### Given records
:::::
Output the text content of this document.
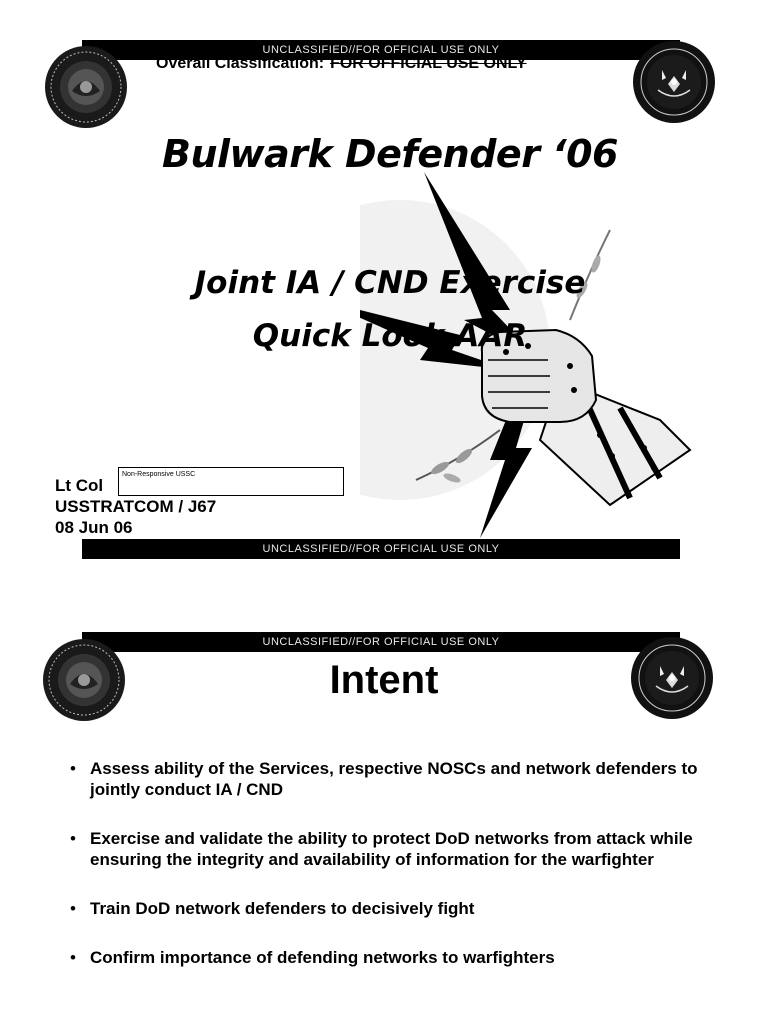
UNCLASSIFIED//FOR OFFICIAL USE ONLY
Overall Classification: FOR OFFICIAL USE ONLY
Bulwark Defender ‘06
Joint IA / CND Exercise
Quick Look AAR
Lt Col
USSTRATCOM / J67
08 Jun 06
Non-Responsive USSC
UNCLASSIFIED//FOR OFFICIAL USE ONLY
UNCLASSIFIED//FOR OFFICIAL USE ONLY
Intent
• Assess ability of the Services, respective NOSCs and network defenders to jointly conduct IA / CND
• Exercise and validate the ability to protect DoD networks from attack while ensuring the integrity and availability of information for the warfighter
• Train DoD network defenders to decisively fight
• Confirm importance of defending networks to warfighters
:::::
### Requirement
Make an exact copy of the listing above. Do not include the pictures.

### Output below
Output the text content of this document.
UNCLASSIFIED//FOR OFFICIAL USE ONLY
Overall Classification: FOR OFFICIAL USE ONLY
Bulwark Defender ‘06
Joint IA / CND Exercise
Quick Look AAR
Lt Col
USSTRATCOM / J67
08 Jun 06
Non-Responsive USSC
UNCLASSIFIED//FOR OFFICIAL USE ONLY
UNCLASSIFIED//FOR OFFICIAL USE ONLY
Intent
• Assess ability of the Services, respective NOSCs and network defenders to jointly conduct IA / CND
• Exercise and validate the ability to protect DoD networks from attack while ensuring the integrity and availability of information for the warfighter
• Train DoD network defenders to decisively fight
• Confirm importance of defending networks to warfighters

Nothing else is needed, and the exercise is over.